-- DATA TO USE --
--- start ---

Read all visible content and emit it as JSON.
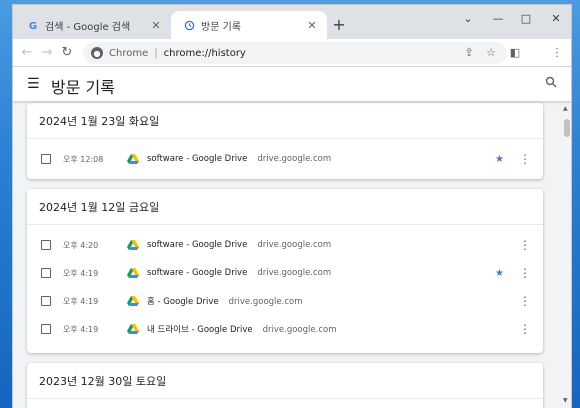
{
  "tabs": [
    {
      "title": "검색 - Google 검색",
      "favicon": "google-icon"
    },
    {
      "title": "방문 기록",
      "favicon": "history-icon"
    }
  ],
  "new_tab": "+",
  "window_controls": {
    "chevron": "⌄",
    "minimize": "—",
    "maximize": "□",
    "close": "✕"
  },
  "omnibox": {
    "origin": "Chrome",
    "separator": "|",
    "url": "chrome://history"
  },
  "page_title": "방문 기록",
  "days": [
    {
      "title": "2024년 1월 23일 화요일",
      "entries": [
        {
          "time": "오후 12:08",
          "title": "software - Google Drive",
          "domain": "drive.google.com",
          "starred": true
        }
      ]
    },
    {
      "title": "2024년 1월 12일 금요일",
      "entries": [
        {
          "time": "오후 4:20",
          "title": "software - Google Drive",
          "domain": "drive.google.com",
          "starred": false
        },
        {
          "time": "오후 4:19",
          "title": "software - Google Drive",
          "domain": "drive.google.com",
          "starred": true
        },
        {
          "time": "오후 4:19",
          "title": "홈 - Google Drive",
          "domain": "drive.google.com",
          "starred": false
        },
        {
          "time": "오후 4:19",
          "title": "내 드라이브 - Google Drive",
          "domain": "drive.google.com",
          "starred": false
        }
      ]
    },
    {
      "title": "2023년 12월 30일 토요일",
      "entries": []
    }
  ],
  "colors": {
    "star": "#4a78c8",
    "accent": "#1a73e8"
  }
}
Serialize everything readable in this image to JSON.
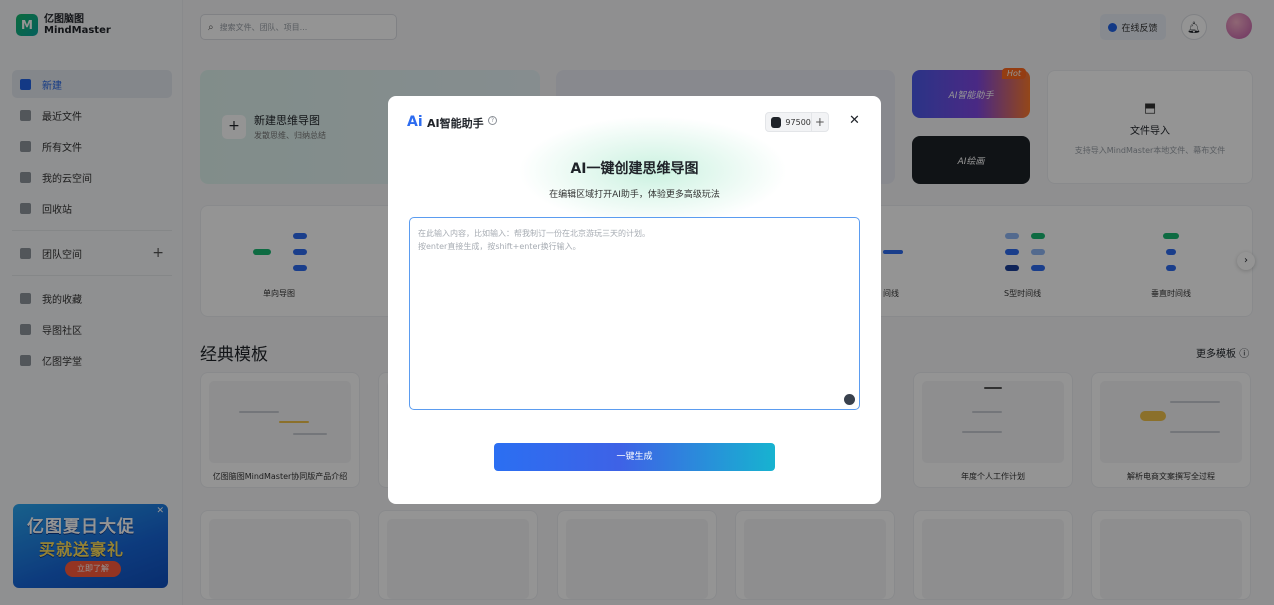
{
  "app": {
    "logo_line1": "亿图脑图",
    "logo_line2": "MindMaster"
  },
  "sidebar": {
    "items": [
      {
        "label": "新建",
        "active": true
      },
      {
        "label": "最近文件"
      },
      {
        "label": "所有文件"
      },
      {
        "label": "我的云空间"
      },
      {
        "label": "回收站"
      }
    ],
    "team_label": "团队空间",
    "items2": [
      {
        "label": "我的收藏"
      },
      {
        "label": "导图社区"
      },
      {
        "label": "亿图学堂"
      }
    ],
    "promo": {
      "line1": "亿图夏日大促",
      "line2": "买就送豪礼",
      "button": "立即了解"
    }
  },
  "topbar": {
    "search_placeholder": "搜索文件、团队、项目...",
    "feedback": "在线反馈"
  },
  "cards": {
    "new_title": "新建思维导图",
    "new_sub": "发散思维、归纳总结",
    "ai_assistant": "AI智能助手",
    "hot": "Hot",
    "ai_draw": "AI绘画",
    "import_title": "文件导入",
    "import_sub": "支持导入MindMaster本地文件、幕布文件"
  },
  "types": [
    {
      "label": "单向导图"
    },
    {
      "label": "间线"
    },
    {
      "label": "S型时间线"
    },
    {
      "label": "垂直时间线"
    }
  ],
  "templates": {
    "section_title": "经典模板",
    "more": "更多模板",
    "items": [
      {
        "label": "亿图脑图MindMaster协同版产品介绍"
      },
      {
        "label": "年度个人工作计划"
      },
      {
        "label": "解析电商文案撰写全过程"
      }
    ]
  },
  "modal": {
    "logo": "Ai",
    "title": "AI智能助手",
    "credits": "97500",
    "heading": "AI一键创建思维导图",
    "subheading": "在编辑区域打开AI助手，体验更多高级玩法",
    "placeholder_line1": "在此输入内容，比如输入：帮我制订一份在北京游玩三天的计划。",
    "placeholder_line2": "按enter直接生成，按shift+enter换行输入。",
    "generate_button": "一键生成"
  },
  "colors": {
    "accent": "#2163e5",
    "brand_green": "#14b86a"
  }
}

--- end ---

-- REQUEST --
Copy exactly the lines from the line containing "Serialize everything readable" through the last line of the records, both included, and omit every picture.

-- OUTPUT OF THE EXERCISE --
Serialize everything readable in this image to JSON.
{
  "app": {
    "logo_line1": "亿图脑图",
    "logo_line2": "MindMaster"
  },
  "sidebar": {
    "items": [
      {
        "label": "新建",
        "active": true
      },
      {
        "label": "最近文件"
      },
      {
        "label": "所有文件"
      },
      {
        "label": "我的云空间"
      },
      {
        "label": "回收站"
      }
    ],
    "team_label": "团队空间",
    "items2": [
      {
        "label": "我的收藏"
      },
      {
        "label": "导图社区"
      },
      {
        "label": "亿图学堂"
      }
    ],
    "promo": {
      "line1": "亿图夏日大促",
      "line2": "买就送豪礼",
      "button": "立即了解"
    }
  },
  "topbar": {
    "search_placeholder": "搜索文件、团队、项目...",
    "feedback": "在线反馈"
  },
  "cards": {
    "new_title": "新建思维导图",
    "new_sub": "发散思维、归纳总结",
    "ai_assistant": "AI智能助手",
    "hot": "Hot",
    "ai_draw": "AI绘画",
    "import_title": "文件导入",
    "import_sub": "支持导入MindMaster本地文件、幕布文件"
  },
  "types": [
    {
      "label": "单向导图"
    },
    {
      "label": "间线"
    },
    {
      "label": "S型时间线"
    },
    {
      "label": "垂直时间线"
    }
  ],
  "templates": {
    "section_title": "经典模板",
    "more": "更多模板",
    "items": [
      {
        "label": "亿图脑图MindMaster协同版产品介绍"
      },
      {
        "label": "年度个人工作计划"
      },
      {
        "label": "解析电商文案撰写全过程"
      }
    ]
  },
  "modal": {
    "logo": "Ai",
    "title": "AI智能助手",
    "credits": "97500",
    "heading": "AI一键创建思维导图",
    "subheading": "在编辑区域打开AI助手，体验更多高级玩法",
    "placeholder_line1": "在此输入内容，比如输入：帮我制订一份在北京游玩三天的计划。",
    "placeholder_line2": "按enter直接生成，按shift+enter换行输入。",
    "generate_button": "一键生成"
  },
  "colors": {
    "accent": "#2163e5",
    "brand_green": "#14b86a"
  }
}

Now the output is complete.